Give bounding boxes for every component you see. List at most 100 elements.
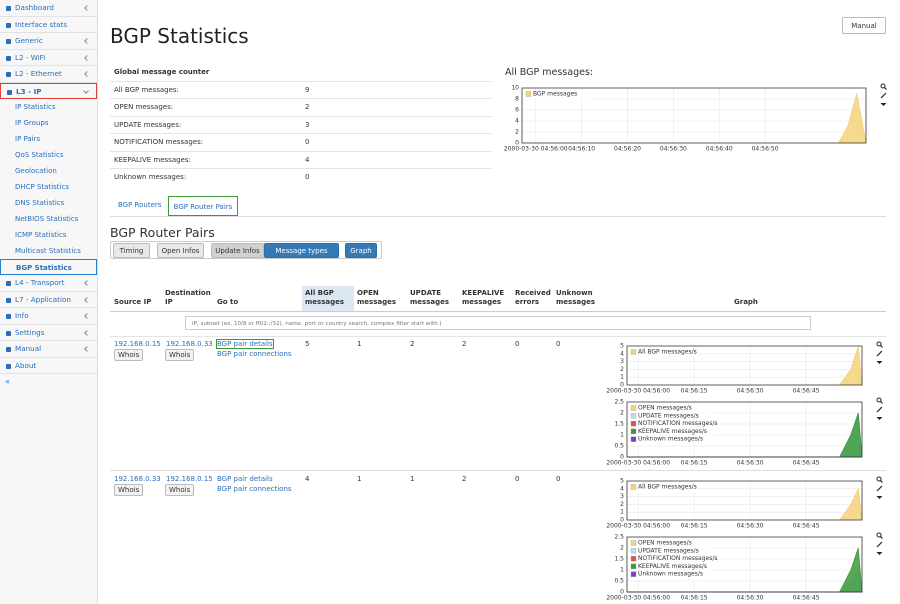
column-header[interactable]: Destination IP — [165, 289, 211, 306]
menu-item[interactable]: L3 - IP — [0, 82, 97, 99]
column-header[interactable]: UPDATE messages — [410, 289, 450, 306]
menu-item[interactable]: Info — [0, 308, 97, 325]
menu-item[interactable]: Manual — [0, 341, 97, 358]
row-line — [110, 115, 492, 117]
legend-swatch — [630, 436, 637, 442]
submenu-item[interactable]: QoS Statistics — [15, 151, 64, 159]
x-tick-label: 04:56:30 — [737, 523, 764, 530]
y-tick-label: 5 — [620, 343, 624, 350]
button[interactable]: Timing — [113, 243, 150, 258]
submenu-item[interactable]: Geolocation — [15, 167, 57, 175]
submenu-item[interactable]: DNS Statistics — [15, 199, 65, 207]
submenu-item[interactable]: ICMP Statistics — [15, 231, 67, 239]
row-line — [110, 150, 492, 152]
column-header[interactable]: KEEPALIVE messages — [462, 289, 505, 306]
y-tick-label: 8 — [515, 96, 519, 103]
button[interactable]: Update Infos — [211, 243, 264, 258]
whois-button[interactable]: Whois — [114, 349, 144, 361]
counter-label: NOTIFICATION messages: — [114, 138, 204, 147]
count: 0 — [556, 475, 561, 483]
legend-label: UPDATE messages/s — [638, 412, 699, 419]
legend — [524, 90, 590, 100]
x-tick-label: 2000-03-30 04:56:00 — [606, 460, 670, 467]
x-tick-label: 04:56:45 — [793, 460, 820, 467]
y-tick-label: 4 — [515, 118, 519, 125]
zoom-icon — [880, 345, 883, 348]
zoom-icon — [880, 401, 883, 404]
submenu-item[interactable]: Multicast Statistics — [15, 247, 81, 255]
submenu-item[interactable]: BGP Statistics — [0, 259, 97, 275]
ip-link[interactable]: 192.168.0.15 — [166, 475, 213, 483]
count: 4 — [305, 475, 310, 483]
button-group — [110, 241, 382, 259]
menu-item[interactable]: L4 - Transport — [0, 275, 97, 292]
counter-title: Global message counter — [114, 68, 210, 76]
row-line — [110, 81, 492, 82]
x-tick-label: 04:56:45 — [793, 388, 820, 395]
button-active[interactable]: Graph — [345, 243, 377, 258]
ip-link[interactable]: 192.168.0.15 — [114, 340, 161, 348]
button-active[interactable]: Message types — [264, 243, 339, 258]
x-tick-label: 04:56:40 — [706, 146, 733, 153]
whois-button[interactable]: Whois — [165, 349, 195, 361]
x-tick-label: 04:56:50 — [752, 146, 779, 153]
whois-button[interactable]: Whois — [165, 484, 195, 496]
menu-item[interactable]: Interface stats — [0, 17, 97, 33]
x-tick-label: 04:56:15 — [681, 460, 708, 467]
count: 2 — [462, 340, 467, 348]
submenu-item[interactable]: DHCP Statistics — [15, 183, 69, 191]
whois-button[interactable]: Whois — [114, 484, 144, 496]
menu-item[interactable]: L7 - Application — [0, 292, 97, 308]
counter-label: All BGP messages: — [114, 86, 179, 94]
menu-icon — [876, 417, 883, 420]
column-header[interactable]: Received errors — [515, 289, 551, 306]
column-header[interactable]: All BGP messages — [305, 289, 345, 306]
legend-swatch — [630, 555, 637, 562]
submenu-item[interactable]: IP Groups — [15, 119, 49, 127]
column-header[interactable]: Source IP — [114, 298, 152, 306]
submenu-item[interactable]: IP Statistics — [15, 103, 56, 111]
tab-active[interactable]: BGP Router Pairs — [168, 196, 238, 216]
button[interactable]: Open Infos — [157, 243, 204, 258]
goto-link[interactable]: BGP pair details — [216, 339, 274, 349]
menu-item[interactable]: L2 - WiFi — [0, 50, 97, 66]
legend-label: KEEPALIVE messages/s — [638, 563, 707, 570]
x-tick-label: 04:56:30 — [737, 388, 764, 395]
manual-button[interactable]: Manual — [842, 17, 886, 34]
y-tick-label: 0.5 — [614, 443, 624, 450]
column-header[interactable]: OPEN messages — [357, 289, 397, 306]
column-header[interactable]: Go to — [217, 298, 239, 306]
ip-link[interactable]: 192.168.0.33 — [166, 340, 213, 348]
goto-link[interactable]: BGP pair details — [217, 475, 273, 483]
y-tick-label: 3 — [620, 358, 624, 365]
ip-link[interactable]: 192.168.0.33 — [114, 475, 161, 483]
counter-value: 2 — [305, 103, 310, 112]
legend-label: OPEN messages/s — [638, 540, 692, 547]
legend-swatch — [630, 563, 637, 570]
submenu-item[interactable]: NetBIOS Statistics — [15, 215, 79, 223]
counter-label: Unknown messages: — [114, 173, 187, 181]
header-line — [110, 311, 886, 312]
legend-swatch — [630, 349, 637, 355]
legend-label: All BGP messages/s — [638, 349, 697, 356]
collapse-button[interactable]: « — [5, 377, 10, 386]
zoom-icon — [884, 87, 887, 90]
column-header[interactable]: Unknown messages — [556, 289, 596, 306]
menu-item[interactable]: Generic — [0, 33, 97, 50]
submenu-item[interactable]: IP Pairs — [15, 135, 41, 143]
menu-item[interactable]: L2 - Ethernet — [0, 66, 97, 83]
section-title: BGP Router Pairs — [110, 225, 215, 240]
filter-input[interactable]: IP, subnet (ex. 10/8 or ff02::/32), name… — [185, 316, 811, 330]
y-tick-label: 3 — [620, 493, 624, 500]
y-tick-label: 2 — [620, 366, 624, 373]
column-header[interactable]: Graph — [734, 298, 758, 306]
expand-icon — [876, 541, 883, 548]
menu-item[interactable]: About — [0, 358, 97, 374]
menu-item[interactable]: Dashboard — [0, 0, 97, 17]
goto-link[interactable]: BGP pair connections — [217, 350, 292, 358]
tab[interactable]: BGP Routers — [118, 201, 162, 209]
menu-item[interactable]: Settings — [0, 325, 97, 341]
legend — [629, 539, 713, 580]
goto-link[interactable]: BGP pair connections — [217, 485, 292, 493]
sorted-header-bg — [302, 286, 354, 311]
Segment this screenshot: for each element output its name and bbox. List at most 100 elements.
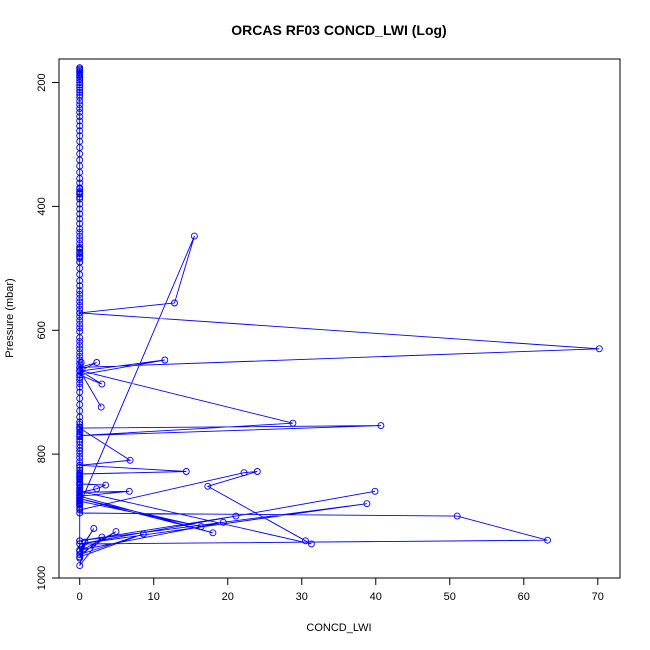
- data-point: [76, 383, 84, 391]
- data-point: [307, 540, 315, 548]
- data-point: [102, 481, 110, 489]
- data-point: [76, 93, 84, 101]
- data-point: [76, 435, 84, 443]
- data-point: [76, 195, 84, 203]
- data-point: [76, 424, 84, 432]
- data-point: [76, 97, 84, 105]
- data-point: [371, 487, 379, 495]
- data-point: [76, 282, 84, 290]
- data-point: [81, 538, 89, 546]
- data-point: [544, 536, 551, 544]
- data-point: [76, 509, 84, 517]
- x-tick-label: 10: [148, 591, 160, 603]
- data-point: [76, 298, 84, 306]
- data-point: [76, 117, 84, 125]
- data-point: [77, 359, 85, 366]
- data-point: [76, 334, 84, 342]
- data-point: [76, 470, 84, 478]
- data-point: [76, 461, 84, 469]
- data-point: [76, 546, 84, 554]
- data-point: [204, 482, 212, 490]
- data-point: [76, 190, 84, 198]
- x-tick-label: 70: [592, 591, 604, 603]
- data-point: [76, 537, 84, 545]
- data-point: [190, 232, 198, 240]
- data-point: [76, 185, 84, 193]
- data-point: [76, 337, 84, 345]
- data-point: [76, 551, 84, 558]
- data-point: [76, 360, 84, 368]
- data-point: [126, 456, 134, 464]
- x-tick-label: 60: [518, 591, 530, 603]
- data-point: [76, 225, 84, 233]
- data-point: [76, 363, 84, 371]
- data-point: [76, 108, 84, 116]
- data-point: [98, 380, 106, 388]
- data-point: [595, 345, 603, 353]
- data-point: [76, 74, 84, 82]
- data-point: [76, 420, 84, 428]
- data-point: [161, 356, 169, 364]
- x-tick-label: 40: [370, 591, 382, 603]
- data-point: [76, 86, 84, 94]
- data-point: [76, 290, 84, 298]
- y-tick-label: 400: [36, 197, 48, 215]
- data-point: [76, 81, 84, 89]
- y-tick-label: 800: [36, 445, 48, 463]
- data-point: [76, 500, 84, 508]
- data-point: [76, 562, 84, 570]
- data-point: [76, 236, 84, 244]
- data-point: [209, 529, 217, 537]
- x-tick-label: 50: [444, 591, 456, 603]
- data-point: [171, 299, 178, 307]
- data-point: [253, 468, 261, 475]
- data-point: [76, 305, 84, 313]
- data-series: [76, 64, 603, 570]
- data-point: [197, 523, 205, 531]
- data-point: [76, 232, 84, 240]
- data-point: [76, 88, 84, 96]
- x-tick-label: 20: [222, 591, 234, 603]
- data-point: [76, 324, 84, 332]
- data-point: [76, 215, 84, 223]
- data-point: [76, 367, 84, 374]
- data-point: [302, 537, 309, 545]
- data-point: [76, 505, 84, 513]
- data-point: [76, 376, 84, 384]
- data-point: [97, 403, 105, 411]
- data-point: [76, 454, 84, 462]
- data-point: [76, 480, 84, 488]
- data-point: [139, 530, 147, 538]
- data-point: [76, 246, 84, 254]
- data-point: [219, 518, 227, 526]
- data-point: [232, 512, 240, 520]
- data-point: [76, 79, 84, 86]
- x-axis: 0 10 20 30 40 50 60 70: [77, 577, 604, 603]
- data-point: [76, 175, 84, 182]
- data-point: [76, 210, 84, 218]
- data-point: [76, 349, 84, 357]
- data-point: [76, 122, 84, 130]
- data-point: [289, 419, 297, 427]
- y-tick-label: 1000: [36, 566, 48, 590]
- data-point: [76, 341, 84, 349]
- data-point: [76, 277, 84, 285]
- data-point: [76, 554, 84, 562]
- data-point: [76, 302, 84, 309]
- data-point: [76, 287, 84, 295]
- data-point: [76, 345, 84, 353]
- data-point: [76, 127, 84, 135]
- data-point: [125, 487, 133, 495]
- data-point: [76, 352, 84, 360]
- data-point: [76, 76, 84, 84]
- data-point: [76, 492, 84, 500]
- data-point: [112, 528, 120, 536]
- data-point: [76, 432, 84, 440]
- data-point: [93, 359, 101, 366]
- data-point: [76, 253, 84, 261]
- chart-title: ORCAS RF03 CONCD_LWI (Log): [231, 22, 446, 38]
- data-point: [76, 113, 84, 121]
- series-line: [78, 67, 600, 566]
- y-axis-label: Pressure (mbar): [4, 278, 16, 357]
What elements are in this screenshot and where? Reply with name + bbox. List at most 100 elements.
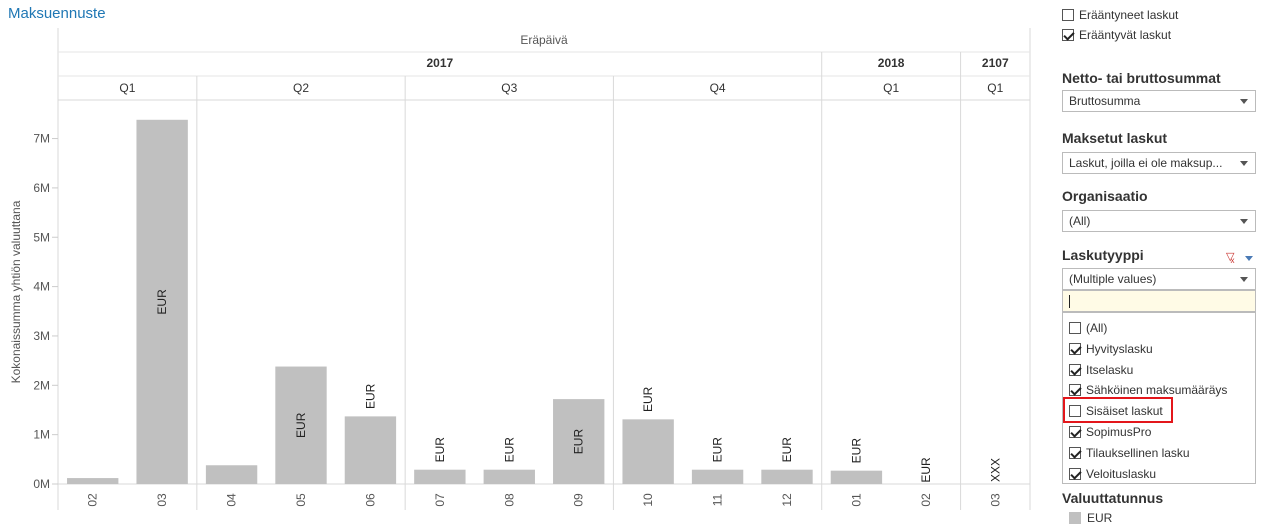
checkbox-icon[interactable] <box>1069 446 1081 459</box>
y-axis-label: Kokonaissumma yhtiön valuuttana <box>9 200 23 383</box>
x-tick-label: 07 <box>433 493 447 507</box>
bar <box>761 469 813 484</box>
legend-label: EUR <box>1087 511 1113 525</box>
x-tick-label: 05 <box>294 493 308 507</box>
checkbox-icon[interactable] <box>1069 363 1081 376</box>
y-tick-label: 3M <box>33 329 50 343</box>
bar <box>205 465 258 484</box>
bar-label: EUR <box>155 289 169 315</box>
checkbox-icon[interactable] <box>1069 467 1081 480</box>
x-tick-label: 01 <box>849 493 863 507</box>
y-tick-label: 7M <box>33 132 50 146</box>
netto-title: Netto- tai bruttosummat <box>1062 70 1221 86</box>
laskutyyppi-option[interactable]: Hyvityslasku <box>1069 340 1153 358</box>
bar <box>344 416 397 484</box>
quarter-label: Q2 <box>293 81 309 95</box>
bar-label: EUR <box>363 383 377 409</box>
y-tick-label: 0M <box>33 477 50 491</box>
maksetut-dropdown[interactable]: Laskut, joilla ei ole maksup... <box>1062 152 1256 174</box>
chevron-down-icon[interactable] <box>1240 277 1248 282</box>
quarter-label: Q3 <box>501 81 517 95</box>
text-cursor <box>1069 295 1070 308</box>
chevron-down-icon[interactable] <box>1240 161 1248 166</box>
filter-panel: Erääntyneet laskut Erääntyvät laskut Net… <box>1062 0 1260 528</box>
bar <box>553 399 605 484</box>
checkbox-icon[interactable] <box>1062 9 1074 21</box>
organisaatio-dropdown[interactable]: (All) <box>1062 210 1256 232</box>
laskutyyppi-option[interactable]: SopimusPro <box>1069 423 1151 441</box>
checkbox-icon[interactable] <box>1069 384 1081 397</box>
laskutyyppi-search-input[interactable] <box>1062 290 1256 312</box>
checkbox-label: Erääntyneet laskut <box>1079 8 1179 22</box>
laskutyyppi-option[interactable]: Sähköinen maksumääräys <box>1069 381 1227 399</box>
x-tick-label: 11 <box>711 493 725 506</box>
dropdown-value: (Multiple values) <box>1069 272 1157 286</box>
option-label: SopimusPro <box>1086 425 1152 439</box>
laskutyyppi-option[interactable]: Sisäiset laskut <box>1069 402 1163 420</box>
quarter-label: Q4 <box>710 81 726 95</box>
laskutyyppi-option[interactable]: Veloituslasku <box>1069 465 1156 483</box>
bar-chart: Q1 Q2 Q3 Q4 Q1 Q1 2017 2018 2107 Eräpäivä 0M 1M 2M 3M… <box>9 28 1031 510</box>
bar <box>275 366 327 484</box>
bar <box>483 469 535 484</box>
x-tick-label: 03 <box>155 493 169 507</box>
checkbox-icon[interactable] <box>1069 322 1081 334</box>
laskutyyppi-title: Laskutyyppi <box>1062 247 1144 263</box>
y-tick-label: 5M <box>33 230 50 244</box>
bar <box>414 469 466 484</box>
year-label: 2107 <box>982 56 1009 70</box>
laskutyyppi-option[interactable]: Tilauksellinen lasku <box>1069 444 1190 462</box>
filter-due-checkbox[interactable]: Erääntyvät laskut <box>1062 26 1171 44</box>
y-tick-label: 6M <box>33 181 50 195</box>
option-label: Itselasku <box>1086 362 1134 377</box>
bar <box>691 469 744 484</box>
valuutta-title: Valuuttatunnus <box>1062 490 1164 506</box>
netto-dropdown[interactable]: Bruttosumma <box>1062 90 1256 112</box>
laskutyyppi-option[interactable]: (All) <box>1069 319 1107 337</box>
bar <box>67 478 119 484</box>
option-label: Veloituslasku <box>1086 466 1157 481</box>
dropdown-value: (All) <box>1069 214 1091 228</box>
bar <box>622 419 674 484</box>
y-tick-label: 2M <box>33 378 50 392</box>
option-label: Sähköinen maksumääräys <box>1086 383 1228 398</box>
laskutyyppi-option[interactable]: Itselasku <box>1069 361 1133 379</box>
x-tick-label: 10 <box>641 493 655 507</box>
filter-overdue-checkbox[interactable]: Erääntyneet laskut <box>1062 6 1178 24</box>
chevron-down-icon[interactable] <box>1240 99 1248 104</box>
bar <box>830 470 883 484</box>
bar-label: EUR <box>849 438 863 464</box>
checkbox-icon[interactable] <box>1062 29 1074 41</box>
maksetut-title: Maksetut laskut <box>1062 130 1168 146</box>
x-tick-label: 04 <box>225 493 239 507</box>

○ ○ ○ ○

▸ **Exercise instructions**
Reproduce the records verbatim, from the line containing "checkbox-icon[interactable] <box>1069 446" through the line containing "laskutyyppi-search-input[interactable] <box>1062 290", including both of those lines.

▸ **Result for this exercise**
checkbox-icon[interactable] <box>1069 446 1081 459</box>
y-axis-label: Kokonaissumma yhtiön valuuttana <box>9 200 23 383</box>
x-tick-label: 07 <box>433 493 447 507</box>
bar <box>761 469 813 484</box>
legend-label: EUR <box>1087 511 1113 525</box>
x-tick-label: 05 <box>294 493 308 507</box>
checkbox-icon[interactable] <box>1069 363 1081 376</box>
y-tick-label: 3M <box>33 329 50 343</box>
bar <box>205 465 258 484</box>
bar-label: EUR <box>155 289 169 315</box>
checkbox-icon[interactable] <box>1069 467 1081 480</box>
x-tick-label: 01 <box>849 493 863 507</box>
y-tick-label: 7M <box>33 132 50 146</box>
netto-title: Netto- tai bruttosummat <box>1062 70 1221 86</box>
laskutyyppi-option[interactable]: Hyvityslasku <box>1069 340 1153 358</box>
bar <box>344 416 397 484</box>
quarter-label: Q2 <box>293 81 309 95</box>
bar-label: EUR <box>363 383 377 409</box>
y-tick-label: 0M <box>33 477 50 491</box>
maksetut-dropdown[interactable]: Laskut, joilla ei ole maksup... <box>1062 152 1256 174</box>
chevron-down-icon[interactable] <box>1240 277 1248 282</box>
quarter-label: Q3 <box>501 81 517 95</box>
text-cursor <box>1069 295 1070 308</box>
chevron-down-icon[interactable] <box>1240 161 1248 166</box>
filter-panel: Erääntyneet laskut Erääntyvät laskut Net… <box>1062 0 1260 528</box>
bar <box>553 399 605 484</box>
checkbox-icon[interactable] <box>1062 9 1074 21</box>
organisaatio-dropdown[interactable]: (All) <box>1062 210 1256 232</box>
laskutyyppi-option[interactable]: SopimusPro <box>1069 423 1151 441</box>
checkbox-icon[interactable] <box>1069 384 1081 397</box>
laskutyyppi-search-input[interactable] <box>1062 290 1256 312</box>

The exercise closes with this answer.